What you need to do -
Output the full listing below exactly, without the pictures.

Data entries
***

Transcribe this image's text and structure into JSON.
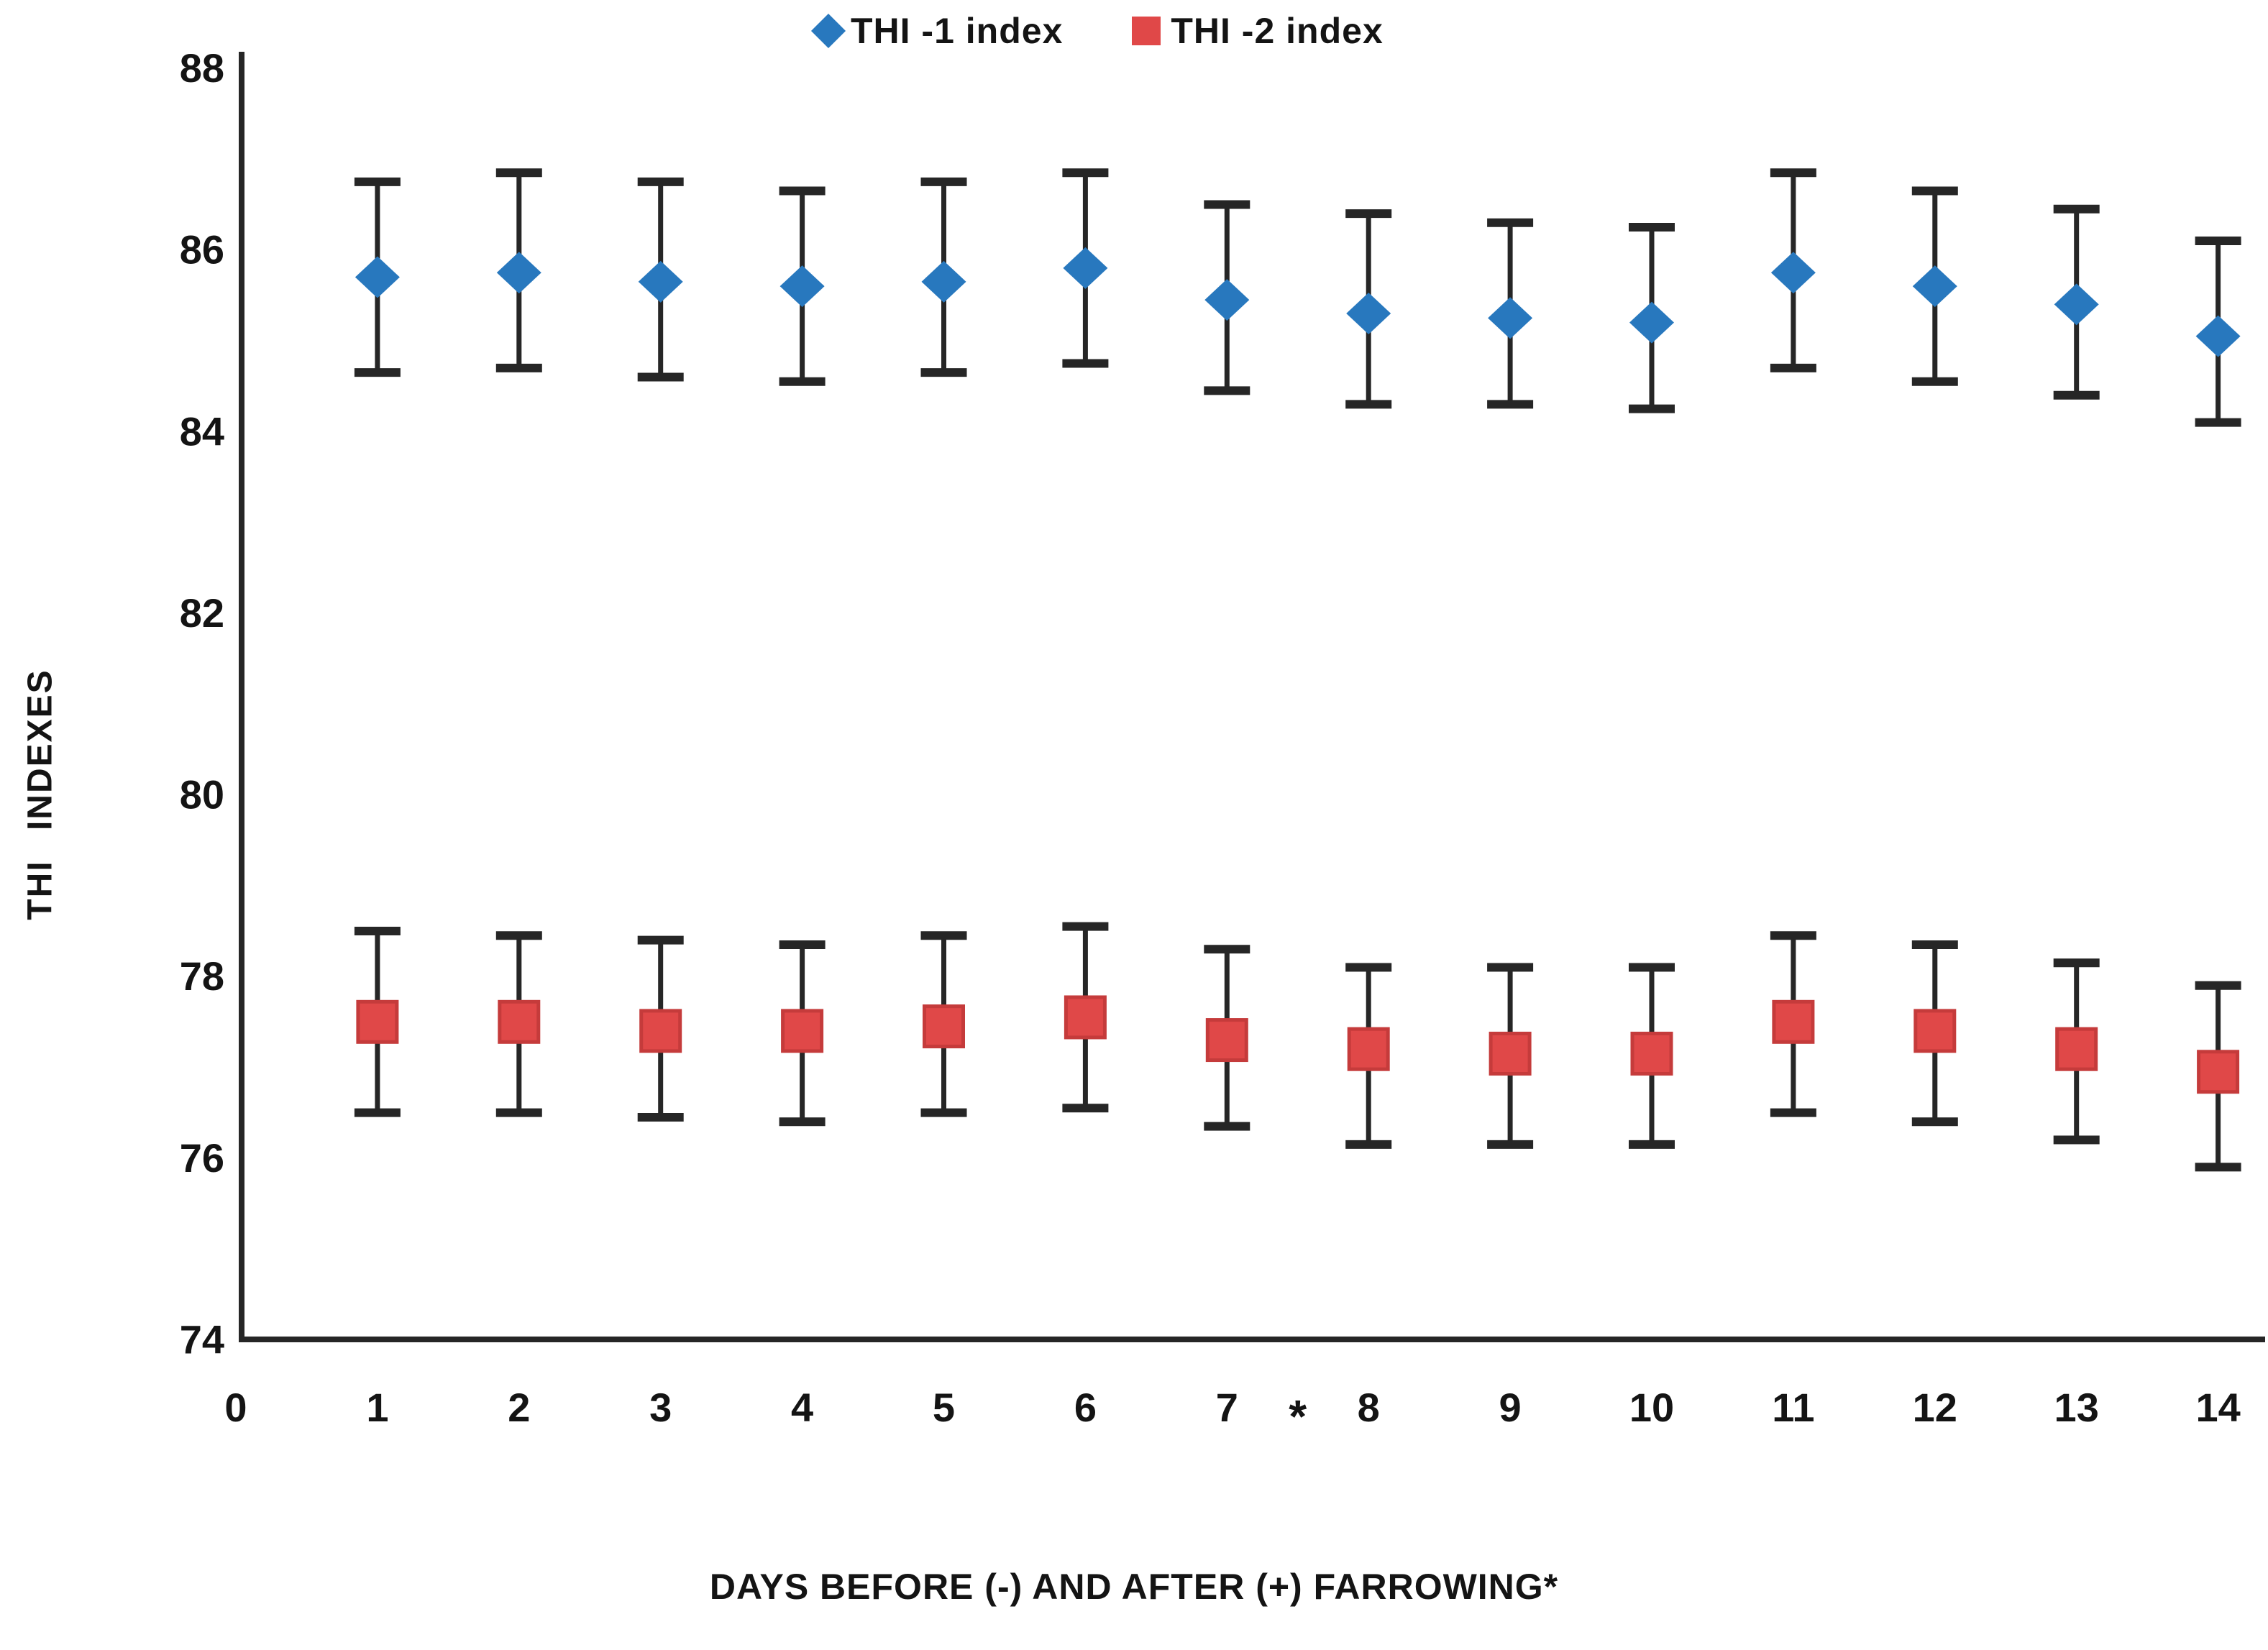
{
  "accent_colors": {
    "series1_blue": "#2878BE",
    "series2_red": "#E04848",
    "series2_red_border": "#C53B3B",
    "axis_and_error_bars": "#262626",
    "text": "#141414",
    "background": "#FFFFFF"
  },
  "legend": {
    "items": [
      {
        "label": "THI -1 index",
        "marker": "diamond",
        "color": "#2878BE"
      },
      {
        "label": "THI -2 index",
        "marker": "square",
        "color": "#E04848"
      }
    ]
  },
  "chart_data": {
    "type": "scatter",
    "title": "",
    "xlabel": "DAYS BEFORE (-) AND AFTER (+) FARROWING*",
    "ylabel": "THI INDEXES",
    "x_categories": [
      "0",
      "1",
      "2",
      "3",
      "4",
      "5",
      "6",
      "7",
      "8",
      "9",
      "10",
      "11",
      "12",
      "13",
      "14"
    ],
    "x_axis_annotation": {
      "text": "*",
      "between_ticks": [
        "7",
        "8"
      ]
    },
    "ylim": [
      74,
      88
    ],
    "yticks": [
      88,
      86,
      84,
      82,
      80,
      78,
      76,
      74
    ],
    "ytick_labels": [
      "88",
      "86",
      "84",
      "82",
      "80",
      "78",
      "76",
      "74"
    ],
    "grid": false,
    "legend_position": "top-center",
    "series": [
      {
        "name": "THI -1 index",
        "marker": "diamond",
        "color": "#2878BE",
        "x": [
          1,
          2,
          3,
          4,
          5,
          6,
          7,
          8,
          9,
          10,
          11,
          12,
          13,
          14
        ],
        "y": [
          85.7,
          85.75,
          85.65,
          85.6,
          85.65,
          85.8,
          85.45,
          85.3,
          85.25,
          85.2,
          85.75,
          85.6,
          85.4,
          85.05
        ],
        "err_low": [
          84.65,
          84.7,
          84.6,
          84.55,
          84.65,
          84.75,
          84.45,
          84.3,
          84.3,
          84.25,
          84.7,
          84.55,
          84.4,
          84.1
        ],
        "err_high": [
          86.75,
          86.85,
          86.75,
          86.65,
          86.75,
          86.85,
          86.5,
          86.4,
          86.3,
          86.25,
          86.85,
          86.65,
          86.45,
          86.1
        ]
      },
      {
        "name": "THI -2 index",
        "marker": "square",
        "color": "#E04848",
        "x": [
          1,
          2,
          3,
          4,
          5,
          6,
          7,
          8,
          9,
          10,
          11,
          12,
          13,
          14
        ],
        "y": [
          77.5,
          77.5,
          77.4,
          77.4,
          77.45,
          77.55,
          77.3,
          77.2,
          77.15,
          77.15,
          77.5,
          77.4,
          77.2,
          76.95
        ],
        "err_low": [
          76.5,
          76.5,
          76.45,
          76.4,
          76.5,
          76.55,
          76.35,
          76.15,
          76.15,
          76.15,
          76.5,
          76.4,
          76.2,
          75.9
        ],
        "err_high": [
          78.5,
          78.45,
          78.4,
          78.35,
          78.45,
          78.55,
          78.3,
          78.1,
          78.1,
          78.1,
          78.45,
          78.35,
          78.15,
          77.9
        ]
      }
    ]
  }
}
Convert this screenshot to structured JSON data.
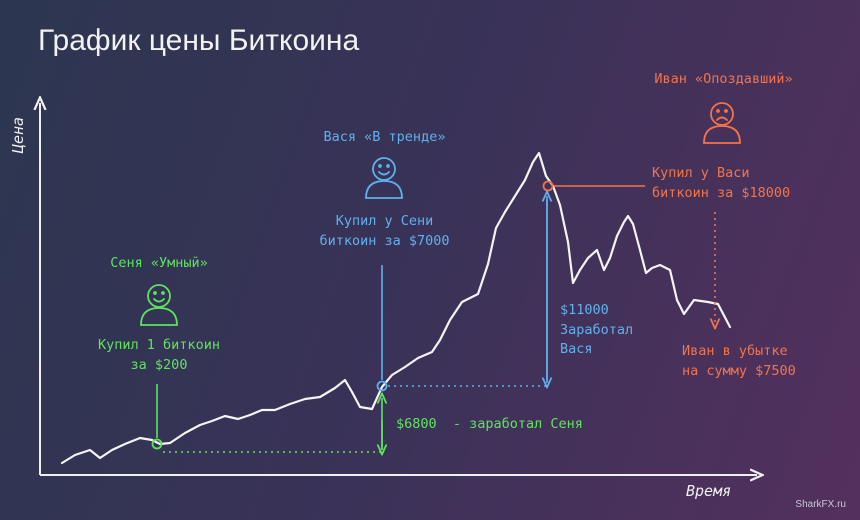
{
  "title": "График цены Биткоина",
  "axes": {
    "y_label": "Цена",
    "x_label": "Время"
  },
  "characters": {
    "senya": {
      "name": "Сеня «Умный»",
      "note1": "Купил 1 биткоин",
      "note2": "за $200",
      "color": "#5fe35f"
    },
    "vasya": {
      "name": "Вася «В тренде»",
      "note1": "Купил у Сени",
      "note2": "биткоин за $7000",
      "color": "#5fb1ee"
    },
    "ivan": {
      "name": "Иван «Опоздавший»",
      "note1": "Купил у Васи",
      "note2": "биткоин за $18000",
      "color": "#f2744a"
    }
  },
  "annotations": {
    "senya_profit": "$6800  - заработал Сеня",
    "vasya_profit1": "$11000",
    "vasya_profit2": "Заработал",
    "vasya_profit3": "Вася",
    "ivan_loss1": "Иван в убытке",
    "ivan_loss2": "на сумму $7500"
  },
  "watermark": "SharkFX.ru"
}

***

Reply -
Transcribe this image's text and structure into JSON.
{
  "accent_colors": {
    "series1_blue": "#2878BE",
    "series2_red": "#E04848",
    "series2_red_border": "#C53B3B",
    "axis_and_error_bars": "#262626",
    "text": "#141414",
    "background": "#FFFFFF"
  },
  "legend": {
    "items": [
      {
        "label": "THI -1 index",
        "marker": "diamond",
        "color": "#2878BE"
      },
      {
        "label": "THI -2 index",
        "marker": "square",
        "color": "#E04848"
      }
    ]
  },
  "chart_data": {
    "type": "scatter",
    "title": "",
    "xlabel": "DAYS BEFORE (-) AND AFTER (+) FARROWING*",
    "ylabel": "THI INDEXES",
    "x_categories": [
      "0",
      "1",
      "2",
      "3",
      "4",
      "5",
      "6",
      "7",
      "8",
      "9",
      "10",
      "11",
      "12",
      "13",
      "14"
    ],
    "x_axis_annotation": {
      "text": "*",
      "between_ticks": [
        "7",
        "8"
      ]
    },
    "ylim": [
      74,
      88
    ],
    "yticks": [
      88,
      86,
      84,
      82,
      80,
      78,
      76,
      74
    ],
    "ytick_labels": [
      "88",
      "86",
      "84",
      "82",
      "80",
      "78",
      "76",
      "74"
    ],
    "grid": false,
    "legend_position": "top-center",
    "series": [
      {
        "name": "THI -1 index",
        "marker": "diamond",
        "color": "#2878BE",
        "x": [
          1,
          2,
          3,
          4,
          5,
          6,
          7,
          8,
          9,
          10,
          11,
          12,
          13,
          14
        ],
        "y": [
          85.7,
          85.75,
          85.65,
          85.6,
          85.65,
          85.8,
          85.45,
          85.3,
          85.25,
          85.2,
          85.75,
          85.6,
          85.4,
          85.05
        ],
        "err_low": [
          84.65,
          84.7,
          84.6,
          84.55,
          84.65,
          84.75,
          84.45,
          84.3,
          84.3,
          84.25,
          84.7,
          84.55,
          84.4,
          84.1
        ],
        "err_high": [
          86.75,
          86.85,
          86.75,
          86.65,
          86.75,
          86.85,
          86.5,
          86.4,
          86.3,
          86.25,
          86.85,
          86.65,
          86.45,
          86.1
        ]
      },
      {
        "name": "THI -2 index",
        "marker": "square",
        "color": "#E04848",
        "x": [
          1,
          2,
          3,
          4,
          5,
          6,
          7,
          8,
          9,
          10,
          11,
          12,
          13,
          14
        ],
        "y": [
          77.5,
          77.5,
          77.4,
          77.4,
          77.45,
          77.55,
          77.3,
          77.2,
          77.15,
          77.15,
          77.5,
          77.4,
          77.2,
          76.95
        ],
        "err_low": [
          76.5,
          76.5,
          76.45,
          76.4,
          76.5,
          76.55,
          76.35,
          76.15,
          76.15,
          76.15,
          76.5,
          76.4,
          76.2,
          75.9
        ],
        "err_high": [
          78.5,
          78.45,
          78.4,
          78.35,
          78.45,
          78.55,
          78.3,
          78.1,
          78.1,
          78.1,
          78.45,
          78.35,
          78.15,
          77.9
        ]
      }
    ]
  }
}
Convert this screenshot to structured JSON data.
{
  "title": "График цены Биткоина",
  "axes": {
    "y_label": "Цена",
    "x_label": "Время"
  },
  "characters": {
    "senya": {
      "name": "Сеня «Умный»",
      "note1": "Купил 1 биткоин",
      "note2": "за $200",
      "color": "#5fe35f"
    },
    "vasya": {
      "name": "Вася «В тренде»",
      "note1": "Купил у Сени",
      "note2": "биткоин за $7000",
      "color": "#5fb1ee"
    },
    "ivan": {
      "name": "Иван «Опоздавший»",
      "note1": "Купил у Васи",
      "note2": "биткоин за $18000",
      "color": "#f2744a"
    }
  },
  "annotations": {
    "senya_profit": "$6800  - заработал Сеня",
    "vasya_profit1": "$11000",
    "vasya_profit2": "Заработал",
    "vasya_profit3": "Вася",
    "ivan_loss1": "Иван в убытке",
    "ivan_loss2": "на сумму $7500"
  },
  "watermark": "SharkFX.ru"
}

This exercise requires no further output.